▸ THE INPUT
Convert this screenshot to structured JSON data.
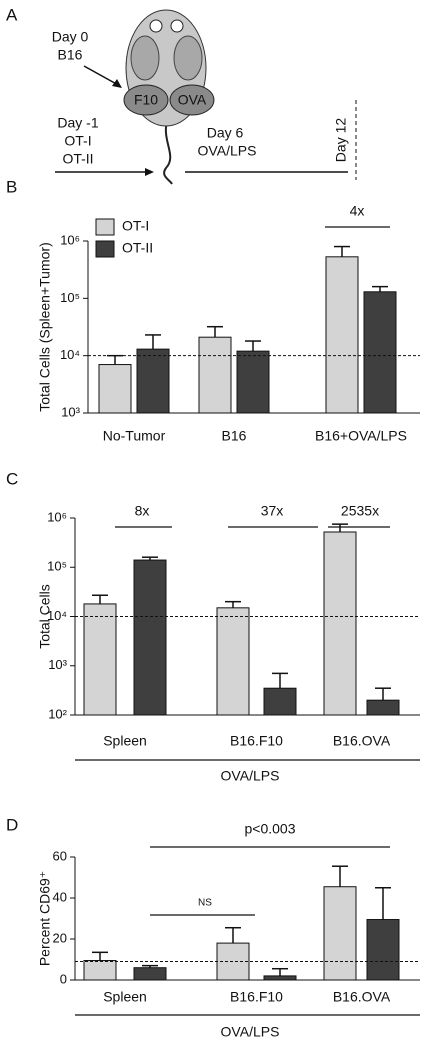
{
  "diagram": {
    "panel_label": "A",
    "day0": "Day 0",
    "b16": "B16",
    "f10": "F10",
    "ova": "OVA",
    "dayminus1": "Day -1",
    "ot1": "OT-I",
    "ot2": "OT-II",
    "day6": "Day 6",
    "ovalps": "OVA/LPS",
    "day12": "Day 12"
  },
  "chart_data": [
    {
      "panel_label": "B",
      "type": "bar",
      "log_scale": true,
      "legend": true,
      "legend_position": "upper left",
      "ylabel": "Total Cells (Spleen+Tumor)",
      "categories": [
        "No-Tumor",
        "B16",
        "B16+OVA/LPS"
      ],
      "series": [
        {
          "name": "OT-I",
          "color": "#d4d4d4",
          "values": [
            7000,
            21000,
            530000
          ],
          "errors": [
            3000,
            11000,
            270000
          ]
        },
        {
          "name": "OT-II",
          "color": "#3f3f3f",
          "values": [
            13000,
            12000,
            130000
          ],
          "errors": [
            10000,
            6000,
            30000
          ]
        }
      ],
      "ylim": [
        1000,
        1000000
      ],
      "yticks": [
        {
          "value": 1000,
          "label": "10³"
        },
        {
          "value": 10000,
          "label": "10⁴"
        },
        {
          "value": 100000,
          "label": "10⁵"
        },
        {
          "value": 1000000,
          "label": "10⁶"
        }
      ],
      "reference_line": 10000,
      "annotations": [
        "4x"
      ]
    },
    {
      "panel_label": "C",
      "type": "bar",
      "log_scale": true,
      "legend": false,
      "ylabel": "Total Cells",
      "categories": [
        "Spleen",
        "B16.F10",
        "B16.OVA"
      ],
      "series": [
        {
          "color": "#d4d4d4",
          "values": [
            18000,
            15000,
            520000
          ],
          "errors": [
            9000,
            5000,
            230000
          ]
        },
        {
          "color": "#3f3f3f",
          "values": [
            140000,
            350,
            200
          ],
          "errors": [
            20000,
            350,
            150
          ]
        }
      ],
      "ylim": [
        100,
        1000000
      ],
      "yticks": [
        {
          "value": 100,
          "label": "10²"
        },
        {
          "value": 1000,
          "label": "10³"
        },
        {
          "value": 10000,
          "label": "10⁴"
        },
        {
          "value": 100000,
          "label": "10⁵"
        },
        {
          "value": 1000000,
          "label": "10⁶"
        }
      ],
      "reference_line": 10000,
      "annotations": [
        "8x",
        "37x",
        "2535x",
        "OVA/LPS"
      ]
    },
    {
      "panel_label": "D",
      "type": "bar",
      "log_scale": false,
      "legend": false,
      "ylabel": "Percent CD69⁺",
      "categories": [
        "Spleen",
        "B16.F10",
        "B16.OVA"
      ],
      "series": [
        {
          "color": "#d4d4d4",
          "values": [
            9.5,
            18,
            45.5
          ],
          "errors": [
            4,
            7.5,
            10
          ]
        },
        {
          "color": "#3f3f3f",
          "values": [
            6,
            2,
            29.5
          ],
          "errors": [
            1,
            3.5,
            15.5
          ]
        }
      ],
      "ylim": [
        0,
        60
      ],
      "yticks": [
        0,
        20,
        40,
        60
      ],
      "reference_line": 9,
      "annotations": [
        "p<0.003",
        "NS",
        "OVA/LPS"
      ]
    }
  ]
}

▸ EXERCISE DESCRIPTION
Drop the pictures; repeat the listing above exactly.

▸ YOUR RESPONSE
Convert this screenshot to structured JSON data.
{
  "diagram": {
    "panel_label": "A",
    "day0": "Day 0",
    "b16": "B16",
    "f10": "F10",
    "ova": "OVA",
    "dayminus1": "Day -1",
    "ot1": "OT-I",
    "ot2": "OT-II",
    "day6": "Day 6",
    "ovalps": "OVA/LPS",
    "day12": "Day 12"
  },
  "chart_data": [
    {
      "panel_label": "B",
      "type": "bar",
      "log_scale": true,
      "legend": true,
      "legend_position": "upper left",
      "ylabel": "Total Cells (Spleen+Tumor)",
      "categories": [
        "No-Tumor",
        "B16",
        "B16+OVA/LPS"
      ],
      "series": [
        {
          "name": "OT-I",
          "color": "#d4d4d4",
          "values": [
            7000,
            21000,
            530000
          ],
          "errors": [
            3000,
            11000,
            270000
          ]
        },
        {
          "name": "OT-II",
          "color": "#3f3f3f",
          "values": [
            13000,
            12000,
            130000
          ],
          "errors": [
            10000,
            6000,
            30000
          ]
        }
      ],
      "ylim": [
        1000,
        1000000
      ],
      "yticks": [
        {
          "value": 1000,
          "label": "10³"
        },
        {
          "value": 10000,
          "label": "10⁴"
        },
        {
          "value": 100000,
          "label": "10⁵"
        },
        {
          "value": 1000000,
          "label": "10⁶"
        }
      ],
      "reference_line": 10000,
      "annotations": [
        "4x"
      ]
    },
    {
      "panel_label": "C",
      "type": "bar",
      "log_scale": true,
      "legend": false,
      "ylabel": "Total Cells",
      "categories": [
        "Spleen",
        "B16.F10",
        "B16.OVA"
      ],
      "series": [
        {
          "color": "#d4d4d4",
          "values": [
            18000,
            15000,
            520000
          ],
          "errors": [
            9000,
            5000,
            230000
          ]
        },
        {
          "color": "#3f3f3f",
          "values": [
            140000,
            350,
            200
          ],
          "errors": [
            20000,
            350,
            150
          ]
        }
      ],
      "ylim": [
        100,
        1000000
      ],
      "yticks": [
        {
          "value": 100,
          "label": "10²"
        },
        {
          "value": 1000,
          "label": "10³"
        },
        {
          "value": 10000,
          "label": "10⁴"
        },
        {
          "value": 100000,
          "label": "10⁵"
        },
        {
          "value": 1000000,
          "label": "10⁶"
        }
      ],
      "reference_line": 10000,
      "annotations": [
        "8x",
        "37x",
        "2535x",
        "OVA/LPS"
      ]
    },
    {
      "panel_label": "D",
      "type": "bar",
      "log_scale": false,
      "legend": false,
      "ylabel": "Percent CD69⁺",
      "categories": [
        "Spleen",
        "B16.F10",
        "B16.OVA"
      ],
      "series": [
        {
          "color": "#d4d4d4",
          "values": [
            9.5,
            18,
            45.5
          ],
          "errors": [
            4,
            7.5,
            10
          ]
        },
        {
          "color": "#3f3f3f",
          "values": [
            6,
            2,
            29.5
          ],
          "errors": [
            1,
            3.5,
            15.5
          ]
        }
      ],
      "ylim": [
        0,
        60
      ],
      "yticks": [
        0,
        20,
        40,
        60
      ],
      "reference_line": 9,
      "annotations": [
        "p<0.003",
        "NS",
        "OVA/LPS"
      ]
    }
  ]
}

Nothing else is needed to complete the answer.